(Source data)
##############################

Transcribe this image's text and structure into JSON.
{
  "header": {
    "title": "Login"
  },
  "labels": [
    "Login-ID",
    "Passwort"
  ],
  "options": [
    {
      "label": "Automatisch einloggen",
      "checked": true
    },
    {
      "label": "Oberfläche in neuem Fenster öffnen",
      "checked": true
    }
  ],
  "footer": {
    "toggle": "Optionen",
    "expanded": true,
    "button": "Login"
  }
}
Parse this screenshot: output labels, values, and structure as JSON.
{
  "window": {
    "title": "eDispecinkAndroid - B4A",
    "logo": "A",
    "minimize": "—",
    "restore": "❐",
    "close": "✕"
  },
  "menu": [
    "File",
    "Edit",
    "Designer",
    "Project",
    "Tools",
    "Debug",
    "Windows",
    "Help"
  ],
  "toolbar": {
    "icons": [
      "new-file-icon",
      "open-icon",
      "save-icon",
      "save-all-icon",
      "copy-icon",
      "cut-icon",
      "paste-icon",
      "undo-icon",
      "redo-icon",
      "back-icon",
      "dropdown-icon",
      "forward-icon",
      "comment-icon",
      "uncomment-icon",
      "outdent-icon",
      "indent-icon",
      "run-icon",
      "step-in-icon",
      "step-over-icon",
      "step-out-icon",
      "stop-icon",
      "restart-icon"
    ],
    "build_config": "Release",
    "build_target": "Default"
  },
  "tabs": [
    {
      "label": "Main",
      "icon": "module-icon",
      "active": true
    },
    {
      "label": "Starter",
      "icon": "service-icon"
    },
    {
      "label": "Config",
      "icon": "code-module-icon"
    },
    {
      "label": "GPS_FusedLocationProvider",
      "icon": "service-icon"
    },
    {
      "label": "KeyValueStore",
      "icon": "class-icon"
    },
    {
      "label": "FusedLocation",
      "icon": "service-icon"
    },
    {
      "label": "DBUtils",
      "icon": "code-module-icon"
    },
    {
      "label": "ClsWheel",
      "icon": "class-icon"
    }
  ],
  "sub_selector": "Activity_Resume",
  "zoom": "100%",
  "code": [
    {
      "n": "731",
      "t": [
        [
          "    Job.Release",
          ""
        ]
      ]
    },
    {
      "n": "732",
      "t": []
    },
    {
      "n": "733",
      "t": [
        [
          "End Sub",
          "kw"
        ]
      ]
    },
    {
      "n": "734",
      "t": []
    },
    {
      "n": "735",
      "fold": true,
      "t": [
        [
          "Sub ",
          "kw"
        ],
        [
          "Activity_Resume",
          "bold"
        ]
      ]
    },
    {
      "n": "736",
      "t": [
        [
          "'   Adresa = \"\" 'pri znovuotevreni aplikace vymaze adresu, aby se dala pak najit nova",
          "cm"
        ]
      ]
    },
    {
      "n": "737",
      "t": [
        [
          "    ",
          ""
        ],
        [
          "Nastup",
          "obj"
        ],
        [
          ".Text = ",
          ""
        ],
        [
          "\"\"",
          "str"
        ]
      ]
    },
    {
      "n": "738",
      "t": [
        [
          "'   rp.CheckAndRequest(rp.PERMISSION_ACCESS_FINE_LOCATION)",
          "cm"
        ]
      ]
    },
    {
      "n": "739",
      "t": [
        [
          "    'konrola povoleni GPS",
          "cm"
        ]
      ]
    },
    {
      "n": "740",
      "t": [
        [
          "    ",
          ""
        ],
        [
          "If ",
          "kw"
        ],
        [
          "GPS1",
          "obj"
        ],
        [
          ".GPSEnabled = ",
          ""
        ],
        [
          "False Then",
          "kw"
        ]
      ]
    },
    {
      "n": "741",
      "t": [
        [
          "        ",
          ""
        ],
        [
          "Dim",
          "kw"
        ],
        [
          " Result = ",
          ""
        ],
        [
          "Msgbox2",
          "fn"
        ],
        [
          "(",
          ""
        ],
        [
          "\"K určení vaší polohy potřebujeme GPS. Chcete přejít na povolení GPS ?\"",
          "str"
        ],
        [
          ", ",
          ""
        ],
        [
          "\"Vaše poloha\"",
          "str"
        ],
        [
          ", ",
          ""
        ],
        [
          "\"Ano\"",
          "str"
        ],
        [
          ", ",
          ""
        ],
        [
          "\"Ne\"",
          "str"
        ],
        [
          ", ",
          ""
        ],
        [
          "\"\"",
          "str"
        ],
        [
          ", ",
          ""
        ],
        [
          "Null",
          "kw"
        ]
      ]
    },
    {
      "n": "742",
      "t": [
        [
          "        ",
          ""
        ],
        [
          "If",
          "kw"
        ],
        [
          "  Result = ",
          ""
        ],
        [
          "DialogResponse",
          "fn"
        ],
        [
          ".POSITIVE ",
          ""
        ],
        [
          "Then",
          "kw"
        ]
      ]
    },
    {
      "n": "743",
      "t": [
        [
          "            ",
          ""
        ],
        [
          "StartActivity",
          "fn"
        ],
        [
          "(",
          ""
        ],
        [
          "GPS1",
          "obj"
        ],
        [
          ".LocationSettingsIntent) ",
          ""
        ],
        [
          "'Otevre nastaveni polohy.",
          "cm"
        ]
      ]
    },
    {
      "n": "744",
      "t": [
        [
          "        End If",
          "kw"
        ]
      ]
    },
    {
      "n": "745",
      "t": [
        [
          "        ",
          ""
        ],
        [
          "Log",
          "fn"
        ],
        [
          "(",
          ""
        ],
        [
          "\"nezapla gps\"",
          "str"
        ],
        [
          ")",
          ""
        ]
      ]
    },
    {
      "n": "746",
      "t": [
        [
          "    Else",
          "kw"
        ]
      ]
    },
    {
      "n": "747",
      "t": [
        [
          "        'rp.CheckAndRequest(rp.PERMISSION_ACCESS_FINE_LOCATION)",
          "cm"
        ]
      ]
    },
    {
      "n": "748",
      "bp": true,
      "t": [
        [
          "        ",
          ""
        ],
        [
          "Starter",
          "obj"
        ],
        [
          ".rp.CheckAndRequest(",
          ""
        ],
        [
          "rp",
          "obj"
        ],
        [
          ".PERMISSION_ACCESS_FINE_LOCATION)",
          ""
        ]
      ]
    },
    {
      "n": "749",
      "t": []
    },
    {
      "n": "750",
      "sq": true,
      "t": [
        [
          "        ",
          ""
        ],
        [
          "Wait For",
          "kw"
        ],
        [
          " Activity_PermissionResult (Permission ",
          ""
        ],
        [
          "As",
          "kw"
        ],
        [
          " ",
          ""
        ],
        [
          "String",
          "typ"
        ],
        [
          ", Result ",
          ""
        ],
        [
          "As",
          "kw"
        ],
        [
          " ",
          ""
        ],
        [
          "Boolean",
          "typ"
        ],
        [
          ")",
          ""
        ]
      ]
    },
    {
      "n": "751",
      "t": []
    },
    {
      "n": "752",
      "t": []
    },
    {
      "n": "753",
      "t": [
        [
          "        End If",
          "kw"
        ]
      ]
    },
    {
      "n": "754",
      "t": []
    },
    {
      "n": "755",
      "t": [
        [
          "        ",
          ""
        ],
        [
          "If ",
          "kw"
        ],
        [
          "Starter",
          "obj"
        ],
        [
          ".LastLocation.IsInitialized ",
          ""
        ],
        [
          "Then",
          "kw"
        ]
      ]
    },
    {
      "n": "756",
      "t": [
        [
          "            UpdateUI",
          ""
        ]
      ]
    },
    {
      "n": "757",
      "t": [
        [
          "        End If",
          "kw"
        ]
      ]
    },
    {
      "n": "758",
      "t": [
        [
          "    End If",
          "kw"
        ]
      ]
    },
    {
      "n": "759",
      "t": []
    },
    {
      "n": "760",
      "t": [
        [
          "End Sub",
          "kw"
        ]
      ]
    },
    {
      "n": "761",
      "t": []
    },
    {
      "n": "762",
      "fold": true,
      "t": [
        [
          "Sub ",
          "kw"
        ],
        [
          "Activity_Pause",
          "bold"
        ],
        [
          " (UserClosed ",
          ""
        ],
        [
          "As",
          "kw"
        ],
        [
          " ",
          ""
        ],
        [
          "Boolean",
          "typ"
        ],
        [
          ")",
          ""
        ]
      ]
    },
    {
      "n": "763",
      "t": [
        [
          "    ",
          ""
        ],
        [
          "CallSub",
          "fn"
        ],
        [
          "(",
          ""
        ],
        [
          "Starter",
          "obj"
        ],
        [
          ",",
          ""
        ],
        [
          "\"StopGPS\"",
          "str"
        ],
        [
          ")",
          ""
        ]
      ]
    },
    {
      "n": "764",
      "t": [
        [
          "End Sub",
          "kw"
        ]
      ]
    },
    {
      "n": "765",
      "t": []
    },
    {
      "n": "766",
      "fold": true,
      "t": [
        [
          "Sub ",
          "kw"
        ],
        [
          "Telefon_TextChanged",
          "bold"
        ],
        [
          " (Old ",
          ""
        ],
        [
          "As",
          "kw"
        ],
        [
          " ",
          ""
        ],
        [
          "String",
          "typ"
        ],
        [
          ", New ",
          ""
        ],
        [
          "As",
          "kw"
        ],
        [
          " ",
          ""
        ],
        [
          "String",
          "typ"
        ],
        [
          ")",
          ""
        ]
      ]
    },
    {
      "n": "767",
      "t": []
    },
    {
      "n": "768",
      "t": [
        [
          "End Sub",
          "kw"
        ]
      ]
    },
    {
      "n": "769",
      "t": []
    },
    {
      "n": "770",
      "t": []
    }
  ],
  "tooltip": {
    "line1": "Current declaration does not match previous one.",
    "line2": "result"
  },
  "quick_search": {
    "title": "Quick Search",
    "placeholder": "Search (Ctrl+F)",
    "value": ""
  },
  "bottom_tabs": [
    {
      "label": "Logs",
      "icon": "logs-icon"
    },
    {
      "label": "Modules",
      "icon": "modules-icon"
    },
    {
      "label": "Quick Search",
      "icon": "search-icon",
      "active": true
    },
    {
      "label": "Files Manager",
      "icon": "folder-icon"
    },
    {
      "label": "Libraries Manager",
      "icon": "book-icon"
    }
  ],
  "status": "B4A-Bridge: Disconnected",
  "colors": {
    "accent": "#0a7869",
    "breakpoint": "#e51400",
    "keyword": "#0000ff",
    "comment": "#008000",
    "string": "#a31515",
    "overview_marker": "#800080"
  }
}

##############################

Show all lines from the listing above in which "CheckAndRequest" appears.

WRITTEN SOLUTION:
          "'   rp.CheckAndRequest(rp.PERMISSION_ACCESS_FINE_LOCATION)",
          "        'rp.CheckAndRequest(rp.PERMISSION_ACCESS_FINE_LOCATION)",
          ".rp.CheckAndRequest(",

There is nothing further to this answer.